---------- INPUT ROWS
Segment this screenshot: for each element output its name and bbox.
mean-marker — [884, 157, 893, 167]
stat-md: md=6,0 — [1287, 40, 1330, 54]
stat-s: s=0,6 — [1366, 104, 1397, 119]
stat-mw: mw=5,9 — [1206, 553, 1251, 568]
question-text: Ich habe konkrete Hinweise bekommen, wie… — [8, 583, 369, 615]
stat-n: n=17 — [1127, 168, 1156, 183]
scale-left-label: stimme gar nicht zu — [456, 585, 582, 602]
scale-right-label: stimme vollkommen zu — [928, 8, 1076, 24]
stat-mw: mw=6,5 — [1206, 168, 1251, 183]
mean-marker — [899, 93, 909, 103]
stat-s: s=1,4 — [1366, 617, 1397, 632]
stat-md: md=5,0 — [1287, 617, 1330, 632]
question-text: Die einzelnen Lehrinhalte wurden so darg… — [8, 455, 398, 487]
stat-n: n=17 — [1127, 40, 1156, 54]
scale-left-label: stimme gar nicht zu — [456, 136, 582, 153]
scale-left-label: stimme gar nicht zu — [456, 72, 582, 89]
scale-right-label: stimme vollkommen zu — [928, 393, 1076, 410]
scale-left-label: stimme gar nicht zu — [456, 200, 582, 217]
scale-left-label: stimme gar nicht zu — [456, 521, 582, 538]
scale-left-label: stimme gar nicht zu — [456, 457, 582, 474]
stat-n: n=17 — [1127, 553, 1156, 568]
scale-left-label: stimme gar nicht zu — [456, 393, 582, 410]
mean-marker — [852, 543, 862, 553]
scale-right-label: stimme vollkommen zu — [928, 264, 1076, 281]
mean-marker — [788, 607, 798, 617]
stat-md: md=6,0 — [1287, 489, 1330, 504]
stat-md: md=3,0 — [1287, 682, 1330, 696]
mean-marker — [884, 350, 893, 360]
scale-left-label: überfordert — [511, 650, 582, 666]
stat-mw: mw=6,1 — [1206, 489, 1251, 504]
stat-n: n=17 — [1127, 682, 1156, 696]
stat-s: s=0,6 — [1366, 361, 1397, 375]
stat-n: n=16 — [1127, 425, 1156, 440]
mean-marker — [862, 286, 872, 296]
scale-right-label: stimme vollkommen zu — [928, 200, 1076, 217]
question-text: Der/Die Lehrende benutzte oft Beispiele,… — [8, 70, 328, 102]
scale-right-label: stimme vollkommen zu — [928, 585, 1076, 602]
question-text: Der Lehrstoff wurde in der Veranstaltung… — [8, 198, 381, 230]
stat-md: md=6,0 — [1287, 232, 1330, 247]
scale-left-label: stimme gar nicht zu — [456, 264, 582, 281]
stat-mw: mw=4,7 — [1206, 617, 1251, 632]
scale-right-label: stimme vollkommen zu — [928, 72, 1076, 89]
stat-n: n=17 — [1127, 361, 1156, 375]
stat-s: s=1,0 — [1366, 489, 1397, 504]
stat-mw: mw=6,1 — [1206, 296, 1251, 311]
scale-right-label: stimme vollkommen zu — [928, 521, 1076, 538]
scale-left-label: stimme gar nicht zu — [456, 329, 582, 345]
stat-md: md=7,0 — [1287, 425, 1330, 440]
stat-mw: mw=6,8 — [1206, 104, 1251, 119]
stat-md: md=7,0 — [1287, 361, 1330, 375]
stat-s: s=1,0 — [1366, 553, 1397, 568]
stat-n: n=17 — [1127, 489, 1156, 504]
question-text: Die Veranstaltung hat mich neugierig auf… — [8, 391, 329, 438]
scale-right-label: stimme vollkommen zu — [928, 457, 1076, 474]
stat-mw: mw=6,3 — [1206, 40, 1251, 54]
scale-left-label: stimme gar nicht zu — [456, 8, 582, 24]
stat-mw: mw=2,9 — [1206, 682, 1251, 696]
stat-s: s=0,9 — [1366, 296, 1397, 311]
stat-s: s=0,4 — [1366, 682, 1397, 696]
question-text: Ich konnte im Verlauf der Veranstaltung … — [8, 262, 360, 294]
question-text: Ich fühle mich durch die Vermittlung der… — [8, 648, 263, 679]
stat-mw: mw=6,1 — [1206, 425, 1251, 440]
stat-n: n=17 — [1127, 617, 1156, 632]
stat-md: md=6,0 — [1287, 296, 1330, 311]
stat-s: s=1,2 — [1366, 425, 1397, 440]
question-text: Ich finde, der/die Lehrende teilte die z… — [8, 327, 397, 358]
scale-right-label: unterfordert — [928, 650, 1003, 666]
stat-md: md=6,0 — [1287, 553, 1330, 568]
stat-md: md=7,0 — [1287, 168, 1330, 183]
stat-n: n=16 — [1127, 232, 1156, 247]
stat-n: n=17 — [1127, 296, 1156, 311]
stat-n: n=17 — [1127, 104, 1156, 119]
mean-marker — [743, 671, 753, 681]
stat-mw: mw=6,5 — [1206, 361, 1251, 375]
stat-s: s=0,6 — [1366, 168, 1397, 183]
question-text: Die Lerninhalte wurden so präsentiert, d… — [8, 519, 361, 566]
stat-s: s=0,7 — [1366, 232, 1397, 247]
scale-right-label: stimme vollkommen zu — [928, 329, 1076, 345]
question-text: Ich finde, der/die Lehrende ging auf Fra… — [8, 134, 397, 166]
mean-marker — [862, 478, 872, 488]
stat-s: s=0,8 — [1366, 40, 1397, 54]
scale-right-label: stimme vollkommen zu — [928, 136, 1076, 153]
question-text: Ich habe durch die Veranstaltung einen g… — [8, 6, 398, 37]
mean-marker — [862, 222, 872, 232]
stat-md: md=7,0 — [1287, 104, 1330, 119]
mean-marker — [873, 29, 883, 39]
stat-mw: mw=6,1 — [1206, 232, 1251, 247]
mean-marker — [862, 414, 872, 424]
--------------------
● **THE EXERCISE**
Reproduce all of the material above, substituting "trifft gar nicht zu" for every occurrence of "stimme gar nicht zu" and leaving everything else unchanged.

● **WRITTEN ANSWER**
Segment this screenshot: for each element output its name and bbox.
mean-marker — [884, 157, 893, 167]
stat-md: md=6,0 — [1287, 40, 1330, 54]
stat-s: s=0,6 — [1366, 104, 1397, 119]
stat-mw: mw=5,9 — [1206, 553, 1251, 568]
question-text: Ich habe konkrete Hinweise bekommen, wie… — [8, 583, 369, 615]
stat-n: n=17 — [1127, 168, 1156, 183]
scale-left-label: trifft gar nicht zu — [456, 585, 582, 602]
scale-right-label: stimme vollkommen zu — [928, 8, 1076, 24]
stat-mw: mw=6,5 — [1206, 168, 1251, 183]
mean-marker — [899, 93, 909, 103]
stat-s: s=1,4 — [1366, 617, 1397, 632]
stat-md: md=5,0 — [1287, 617, 1330, 632]
question-text: Die einzelnen Lehrinhalte wurden so darg… — [8, 455, 398, 487]
stat-n: n=17 — [1127, 40, 1156, 54]
scale-left-label: trifft gar nicht zu — [456, 136, 582, 153]
scale-left-label: trifft gar nicht zu — [456, 72, 582, 89]
scale-right-label: stimme vollkommen zu — [928, 393, 1076, 410]
scale-left-label: trifft gar nicht zu — [456, 200, 582, 217]
scale-left-label: trifft gar nicht zu — [456, 521, 582, 538]
scale-left-label: trifft gar nicht zu — [456, 457, 582, 474]
stat-n: n=17 — [1127, 553, 1156, 568]
scale-left-label: trifft gar nicht zu — [456, 393, 582, 410]
mean-marker — [852, 543, 862, 553]
scale-right-label: stimme vollkommen zu — [928, 264, 1076, 281]
mean-marker — [788, 607, 798, 617]
stat-md: md=6,0 — [1287, 489, 1330, 504]
stat-md: md=3,0 — [1287, 682, 1330, 696]
mean-marker — [884, 350, 893, 360]
scale-left-label: überfordert — [511, 650, 582, 666]
stat-mw: mw=6,1 — [1206, 489, 1251, 504]
stat-n: n=17 — [1127, 682, 1156, 696]
stat-s: s=0,6 — [1366, 361, 1397, 375]
stat-n: n=16 — [1127, 425, 1156, 440]
mean-marker — [862, 286, 872, 296]
scale-right-label: stimme vollkommen zu — [928, 200, 1076, 217]
question-text: Der/Die Lehrende benutzte oft Beispiele,… — [8, 70, 328, 102]
scale-right-label: stimme vollkommen zu — [928, 585, 1076, 602]
question-text: Der Lehrstoff wurde in der Veranstaltung… — [8, 198, 381, 230]
stat-md: md=6,0 — [1287, 232, 1330, 247]
scale-left-label: trifft gar nicht zu — [456, 264, 582, 281]
stat-mw: mw=4,7 — [1206, 617, 1251, 632]
scale-right-label: stimme vollkommen zu — [928, 72, 1076, 89]
stat-n: n=17 — [1127, 361, 1156, 375]
stat-s: s=1,0 — [1366, 489, 1397, 504]
stat-mw: mw=6,1 — [1206, 296, 1251, 311]
scale-right-label: stimme vollkommen zu — [928, 521, 1076, 538]
scale-left-label: trifft gar nicht zu — [456, 329, 582, 345]
stat-md: md=7,0 — [1287, 425, 1330, 440]
stat-mw: mw=6,8 — [1206, 104, 1251, 119]
stat-md: md=7,0 — [1287, 361, 1330, 375]
stat-s: s=1,0 — [1366, 553, 1397, 568]
stat-n: n=17 — [1127, 489, 1156, 504]
question-text: Die Veranstaltung hat mich neugierig auf… — [8, 391, 329, 438]
scale-right-label: stimme vollkommen zu — [928, 457, 1076, 474]
stat-mw: mw=6,3 — [1206, 40, 1251, 54]
scale-left-label: trifft gar nicht zu — [456, 8, 582, 24]
stat-mw: mw=2,9 — [1206, 682, 1251, 696]
stat-s: s=0,9 — [1366, 296, 1397, 311]
stat-s: s=0,4 — [1366, 682, 1397, 696]
question-text: Ich konnte im Verlauf der Veranstaltung … — [8, 262, 360, 294]
question-text: Ich fühle mich durch die Vermittlung der… — [8, 648, 263, 679]
stat-mw: mw=6,1 — [1206, 425, 1251, 440]
stat-n: n=17 — [1127, 617, 1156, 632]
stat-md: md=6,0 — [1287, 296, 1330, 311]
stat-s: s=1,2 — [1366, 425, 1397, 440]
question-text: Ich finde, der/die Lehrende teilte die z… — [8, 327, 397, 358]
scale-right-label: unterfordert — [928, 650, 1003, 666]
stat-md: md=6,0 — [1287, 553, 1330, 568]
stat-md: md=7,0 — [1287, 168, 1330, 183]
stat-n: n=16 — [1127, 232, 1156, 247]
stat-n: n=17 — [1127, 296, 1156, 311]
stat-n: n=17 — [1127, 104, 1156, 119]
mean-marker — [743, 671, 753, 681]
stat-mw: mw=6,5 — [1206, 361, 1251, 375]
stat-s: s=0,6 — [1366, 168, 1397, 183]
question-text: Die Lerninhalte wurden so präsentiert, d… — [8, 519, 361, 566]
stat-s: s=0,7 — [1366, 232, 1397, 247]
scale-right-label: stimme vollkommen zu — [928, 329, 1076, 345]
question-text: Ich finde, der/die Lehrende ging auf Fra… — [8, 134, 397, 166]
mean-marker — [862, 478, 872, 488]
stat-s: s=0,8 — [1366, 40, 1397, 54]
scale-right-label: stimme vollkommen zu — [928, 136, 1076, 153]
question-text: Ich habe durch die Veranstaltung einen g… — [8, 6, 398, 37]
mean-marker — [862, 222, 872, 232]
stat-md: md=7,0 — [1287, 104, 1330, 119]
mean-marker — [873, 29, 883, 39]
stat-mw: mw=6,1 — [1206, 232, 1251, 247]
mean-marker — [862, 414, 872, 424]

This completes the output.